**Text extract**
★ ★ ★

Early last year, as part of the celebrations, a Global Law Summit took place in London. Its principle aim was to discuss the importance that the rule of law and efficient legal services have to the development of international commerce, the activity which has perhaps more than any other contributed to human progress. London has been recognised across the world for many centuries as a centre of trade, commerce and finance. But it is no coincidence that also during this period the United Kingdom has come to be regarded as a place where one could enjoy the protection of the Law and where in more recent times upholding, protecting and promoting the rule of law has been a central activity of the state. Put simply London could not have become the global financial and commercial centre it is, were it not for the rule of law being held there in high regard.
Today, the United Kingdom is seeking to export professional legal services and the ethics and principles which underpin them across the globe and there appears to be a ready market desirous for those educated and experienced in our system of justice and jurisprudence. It can be seen from the many retired United Kingdom judges serving on international commercial tribunals and arbitrating on disputes at many locations on our planet.
But it was noteworthy that a considerable part of the Global Law Summit agenda centred also around the role of the law in underpinning not just the relationships between individuals and corporations but also the relationships between states. This is hardly surprising seeing that it is a precondition for economic activity that there should be domestic and international political stability. As we can see today in the Middle East, the Ukraine, parts of Africa and twenty years ago in Northern Ireland, nothing is more certain to destroy economic prosperity and the quality of life of the population than violence and conflict. Those who doubt the importance of international law commonly argue that there is insufficient incentive for States to comply with international law. It is true that, compared with national laws, there is often no immediate judicial sanction in international law. But States rely to an ever increasing extent on economic interactions with other States and international organisations. The loss of reputation that comes from failing to comply with international law, or failing to participate in international mechanisms for dispute resolution, means that States would soon find their economic interactions adversely affected. The rule of law is therefore a precondition for healthy economic activity in the international sphere, just as it is in national law.
Fortunately, it has been a feature of the modern history of the United Kingdom, that a rise to a short period of world power status seems to have been accompanied for most of the time by a hard headed understanding that trade and peaceful relations (albeit if possible on favourable terms to the UK) and the avoidance of conflict wherever possible, was the key to prosperity.
When I was Attorney General, and thus the government’s legal adviser, I was struck by the extent to which a great deal of my workload concerned the interpretation of international legal obligations. I therefore asked our Foreign Office as to how many treaties we were adhered. They were a bit surprised by this request and refused to go back beyond 1834 when modern recording began. Since then however their treaty experts told me that there were over 13,200 records of treaties and agreements which the United Kingdom had signed and ratified. Many thousands of these agreements are still applicable and they range in importance from the United Nations Charter and the European Convention on Human Rights to local treaties over fishing rights or maritime access.
Many of these treaties are far more than abstract statements of good intentions. Around 700 contain reference to the possibility of binding dispute settlement whether over their subject matter or their interpretation and this of course now includes such matters as the ECHR through the work of the European Court of Human Rights and the EU treaties through the Court of Justice in Luxembourg.

★ ★ ★

**Given information**
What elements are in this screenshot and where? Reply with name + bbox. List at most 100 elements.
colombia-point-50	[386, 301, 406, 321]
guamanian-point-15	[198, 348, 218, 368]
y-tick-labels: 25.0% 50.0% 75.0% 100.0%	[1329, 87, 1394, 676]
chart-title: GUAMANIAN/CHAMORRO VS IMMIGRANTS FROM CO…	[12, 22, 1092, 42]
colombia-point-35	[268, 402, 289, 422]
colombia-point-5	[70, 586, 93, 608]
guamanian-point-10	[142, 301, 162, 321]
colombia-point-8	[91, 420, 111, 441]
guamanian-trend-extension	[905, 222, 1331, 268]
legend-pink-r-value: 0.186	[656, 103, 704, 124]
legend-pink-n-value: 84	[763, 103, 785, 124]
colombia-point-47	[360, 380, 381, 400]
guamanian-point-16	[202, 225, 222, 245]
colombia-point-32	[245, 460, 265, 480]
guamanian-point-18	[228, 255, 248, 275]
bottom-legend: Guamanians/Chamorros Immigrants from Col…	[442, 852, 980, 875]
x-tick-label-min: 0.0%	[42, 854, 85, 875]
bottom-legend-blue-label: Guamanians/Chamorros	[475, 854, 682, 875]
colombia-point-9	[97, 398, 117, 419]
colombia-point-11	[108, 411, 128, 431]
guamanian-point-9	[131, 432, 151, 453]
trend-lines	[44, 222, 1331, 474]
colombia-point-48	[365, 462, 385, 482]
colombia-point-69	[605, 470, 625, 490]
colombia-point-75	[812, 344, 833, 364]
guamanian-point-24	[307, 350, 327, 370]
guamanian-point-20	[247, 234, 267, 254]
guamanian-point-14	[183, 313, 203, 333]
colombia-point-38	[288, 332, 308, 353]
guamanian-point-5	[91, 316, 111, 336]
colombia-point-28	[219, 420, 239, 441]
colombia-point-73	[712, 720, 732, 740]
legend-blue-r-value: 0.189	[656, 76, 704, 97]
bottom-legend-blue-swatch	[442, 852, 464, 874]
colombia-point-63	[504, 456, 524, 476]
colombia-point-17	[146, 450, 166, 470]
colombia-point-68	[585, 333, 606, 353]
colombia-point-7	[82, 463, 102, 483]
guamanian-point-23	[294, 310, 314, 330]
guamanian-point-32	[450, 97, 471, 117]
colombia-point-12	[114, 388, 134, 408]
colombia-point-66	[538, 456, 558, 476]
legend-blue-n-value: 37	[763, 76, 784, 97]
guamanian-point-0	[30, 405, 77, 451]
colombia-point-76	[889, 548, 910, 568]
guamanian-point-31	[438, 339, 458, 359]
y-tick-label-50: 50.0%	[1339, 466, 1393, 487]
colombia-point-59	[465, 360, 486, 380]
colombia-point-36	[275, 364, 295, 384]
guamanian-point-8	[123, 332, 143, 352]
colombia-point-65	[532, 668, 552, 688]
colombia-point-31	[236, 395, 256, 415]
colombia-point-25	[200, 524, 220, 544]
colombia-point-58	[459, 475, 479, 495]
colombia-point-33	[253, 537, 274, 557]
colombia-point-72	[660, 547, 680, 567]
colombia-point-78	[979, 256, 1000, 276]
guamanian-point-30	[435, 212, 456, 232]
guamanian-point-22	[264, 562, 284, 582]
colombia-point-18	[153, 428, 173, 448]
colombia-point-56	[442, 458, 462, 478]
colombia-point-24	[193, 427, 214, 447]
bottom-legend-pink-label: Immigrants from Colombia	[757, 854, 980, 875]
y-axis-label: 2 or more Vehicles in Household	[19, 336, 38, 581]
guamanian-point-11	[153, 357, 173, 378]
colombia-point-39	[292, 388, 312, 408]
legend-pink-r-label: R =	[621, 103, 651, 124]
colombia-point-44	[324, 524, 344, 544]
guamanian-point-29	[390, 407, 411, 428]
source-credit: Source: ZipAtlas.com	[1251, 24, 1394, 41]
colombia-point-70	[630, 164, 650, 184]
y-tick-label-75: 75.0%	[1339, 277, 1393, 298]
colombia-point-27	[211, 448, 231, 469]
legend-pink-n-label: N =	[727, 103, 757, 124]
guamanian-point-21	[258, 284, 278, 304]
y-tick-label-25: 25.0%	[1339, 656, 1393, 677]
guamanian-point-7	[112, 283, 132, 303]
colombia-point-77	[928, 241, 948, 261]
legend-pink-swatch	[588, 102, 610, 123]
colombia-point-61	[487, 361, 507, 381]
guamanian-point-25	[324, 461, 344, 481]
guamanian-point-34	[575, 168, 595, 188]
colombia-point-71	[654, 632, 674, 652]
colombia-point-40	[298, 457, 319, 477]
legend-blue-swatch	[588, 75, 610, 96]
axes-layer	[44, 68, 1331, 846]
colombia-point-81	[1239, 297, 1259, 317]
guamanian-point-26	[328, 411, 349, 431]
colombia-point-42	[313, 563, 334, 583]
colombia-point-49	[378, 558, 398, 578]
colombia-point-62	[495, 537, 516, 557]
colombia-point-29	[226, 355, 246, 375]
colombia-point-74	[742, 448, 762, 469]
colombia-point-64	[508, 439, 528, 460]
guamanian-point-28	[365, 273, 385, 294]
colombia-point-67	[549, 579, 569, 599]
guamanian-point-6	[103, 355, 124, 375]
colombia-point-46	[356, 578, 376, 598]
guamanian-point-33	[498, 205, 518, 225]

★ ★ ★

**Exercise task 1**
Can you write out the stretch of the rule-of-law text from "Many of these" through "Justice in Luxembourg."?
**Exercise task 2**
In the rule-of-law text, can you shorten the paragraph beginning "When I was Attorney General" into a list that keeps its main facts?

**Correct result 1**
Many of these treaties are far more than abstract statements of good intentions. Around 700 contain reference to the possibility of binding dispute settlement whether over their subject matter or their interpretation and this of course now includes such matters as the ECHR through the work of the European Court of Human Rights and the EU treaties through the Court of Justice in Luxembourg.

**Correct result 2**
- As Attorney General, the government's legal adviser, I found that much of my workload involved interpreting international legal obligations.
- I asked the Foreign Office how many treaties the United Kingdom adhered to. They would not go back further than 1834, when modern recording began.
- Their treaty experts reported over 13,200 records of treaties and agreements that the United Kingdom had signed and ratified since then.
- Many thousands still apply. They range from the United Nations Charter and the European Convention on Human Rights to local treaties on fishing rights or maritime access.